##### RECORDS SUPPLIED
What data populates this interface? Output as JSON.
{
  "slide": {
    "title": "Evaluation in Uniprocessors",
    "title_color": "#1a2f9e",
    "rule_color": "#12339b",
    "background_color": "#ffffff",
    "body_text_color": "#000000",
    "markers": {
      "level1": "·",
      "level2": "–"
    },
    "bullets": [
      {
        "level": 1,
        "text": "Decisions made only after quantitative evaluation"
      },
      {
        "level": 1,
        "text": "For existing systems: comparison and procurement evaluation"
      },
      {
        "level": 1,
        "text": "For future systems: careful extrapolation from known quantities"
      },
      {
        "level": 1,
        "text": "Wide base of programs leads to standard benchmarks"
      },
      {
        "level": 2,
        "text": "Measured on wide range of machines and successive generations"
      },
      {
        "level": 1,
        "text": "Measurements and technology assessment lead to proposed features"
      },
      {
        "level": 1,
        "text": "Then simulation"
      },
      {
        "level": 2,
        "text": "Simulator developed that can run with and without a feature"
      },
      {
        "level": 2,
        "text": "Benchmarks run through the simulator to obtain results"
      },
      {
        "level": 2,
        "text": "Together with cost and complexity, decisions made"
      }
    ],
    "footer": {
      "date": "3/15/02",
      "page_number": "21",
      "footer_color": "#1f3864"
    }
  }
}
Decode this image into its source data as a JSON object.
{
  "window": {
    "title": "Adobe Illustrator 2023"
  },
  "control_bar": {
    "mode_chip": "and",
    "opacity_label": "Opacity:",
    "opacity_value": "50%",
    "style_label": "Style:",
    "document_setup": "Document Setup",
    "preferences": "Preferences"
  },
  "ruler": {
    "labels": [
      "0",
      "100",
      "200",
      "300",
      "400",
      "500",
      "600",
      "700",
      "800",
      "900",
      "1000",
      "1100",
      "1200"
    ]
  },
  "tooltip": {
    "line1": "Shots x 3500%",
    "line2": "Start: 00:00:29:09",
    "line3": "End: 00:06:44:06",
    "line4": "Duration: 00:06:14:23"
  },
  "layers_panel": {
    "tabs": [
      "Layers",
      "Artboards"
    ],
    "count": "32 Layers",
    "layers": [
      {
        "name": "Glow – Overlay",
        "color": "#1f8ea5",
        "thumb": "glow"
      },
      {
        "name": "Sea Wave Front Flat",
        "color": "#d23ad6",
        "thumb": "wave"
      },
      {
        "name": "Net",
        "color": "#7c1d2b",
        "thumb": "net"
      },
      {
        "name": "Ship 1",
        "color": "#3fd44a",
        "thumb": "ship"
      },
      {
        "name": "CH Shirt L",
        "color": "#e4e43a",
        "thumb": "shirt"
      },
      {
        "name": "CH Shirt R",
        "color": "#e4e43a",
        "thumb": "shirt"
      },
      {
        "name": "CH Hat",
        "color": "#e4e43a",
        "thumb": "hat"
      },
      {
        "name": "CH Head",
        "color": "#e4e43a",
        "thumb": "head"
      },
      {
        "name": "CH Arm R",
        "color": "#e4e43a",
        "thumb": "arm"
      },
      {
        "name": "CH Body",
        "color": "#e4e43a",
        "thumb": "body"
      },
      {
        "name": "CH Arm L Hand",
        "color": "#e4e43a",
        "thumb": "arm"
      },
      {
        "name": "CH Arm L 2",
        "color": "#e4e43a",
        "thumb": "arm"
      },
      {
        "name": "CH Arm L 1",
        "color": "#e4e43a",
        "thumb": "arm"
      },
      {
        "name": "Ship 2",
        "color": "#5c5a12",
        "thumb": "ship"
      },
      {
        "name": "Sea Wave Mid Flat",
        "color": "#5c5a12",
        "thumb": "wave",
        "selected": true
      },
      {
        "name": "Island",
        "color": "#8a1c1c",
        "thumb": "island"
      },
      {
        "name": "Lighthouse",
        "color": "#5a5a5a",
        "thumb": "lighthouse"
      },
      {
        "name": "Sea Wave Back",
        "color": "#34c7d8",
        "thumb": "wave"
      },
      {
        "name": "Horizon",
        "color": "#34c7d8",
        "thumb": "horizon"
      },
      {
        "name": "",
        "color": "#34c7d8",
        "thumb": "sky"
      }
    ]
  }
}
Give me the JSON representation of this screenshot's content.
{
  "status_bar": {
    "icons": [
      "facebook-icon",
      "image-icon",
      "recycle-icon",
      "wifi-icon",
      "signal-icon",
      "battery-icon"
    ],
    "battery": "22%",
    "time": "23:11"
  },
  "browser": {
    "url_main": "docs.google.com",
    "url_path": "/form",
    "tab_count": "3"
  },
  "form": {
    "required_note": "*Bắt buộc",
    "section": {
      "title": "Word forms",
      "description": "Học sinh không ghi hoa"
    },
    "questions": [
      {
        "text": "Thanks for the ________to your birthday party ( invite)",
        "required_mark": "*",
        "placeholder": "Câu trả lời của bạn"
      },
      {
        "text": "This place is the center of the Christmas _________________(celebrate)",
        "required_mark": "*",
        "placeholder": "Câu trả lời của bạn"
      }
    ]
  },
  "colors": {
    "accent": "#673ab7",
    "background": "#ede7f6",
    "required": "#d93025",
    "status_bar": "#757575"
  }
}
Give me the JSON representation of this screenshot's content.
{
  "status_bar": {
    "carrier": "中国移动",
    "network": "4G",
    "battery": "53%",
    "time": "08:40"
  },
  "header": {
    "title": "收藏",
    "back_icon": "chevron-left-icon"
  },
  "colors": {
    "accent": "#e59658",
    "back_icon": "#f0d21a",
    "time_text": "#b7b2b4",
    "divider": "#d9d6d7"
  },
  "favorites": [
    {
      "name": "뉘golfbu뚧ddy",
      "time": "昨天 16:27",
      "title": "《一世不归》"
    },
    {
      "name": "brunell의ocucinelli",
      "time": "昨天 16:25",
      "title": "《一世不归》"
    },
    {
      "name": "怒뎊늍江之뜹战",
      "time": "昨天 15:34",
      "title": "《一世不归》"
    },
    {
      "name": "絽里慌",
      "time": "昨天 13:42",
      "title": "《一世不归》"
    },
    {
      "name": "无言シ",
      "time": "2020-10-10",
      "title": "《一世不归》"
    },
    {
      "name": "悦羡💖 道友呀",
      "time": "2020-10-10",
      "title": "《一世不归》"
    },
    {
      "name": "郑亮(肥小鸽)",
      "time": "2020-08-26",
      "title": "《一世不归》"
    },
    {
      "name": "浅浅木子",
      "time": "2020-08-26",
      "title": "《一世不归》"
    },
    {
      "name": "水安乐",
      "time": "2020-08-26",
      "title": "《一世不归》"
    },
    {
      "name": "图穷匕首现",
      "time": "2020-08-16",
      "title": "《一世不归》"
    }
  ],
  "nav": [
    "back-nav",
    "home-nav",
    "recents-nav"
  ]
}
##########
● **WHAT THE EXERCISE ASKS**: Check each line above for the string "systems" and report how many lines have it, giving only the number.

● **EXPECTED ANSWER**: 2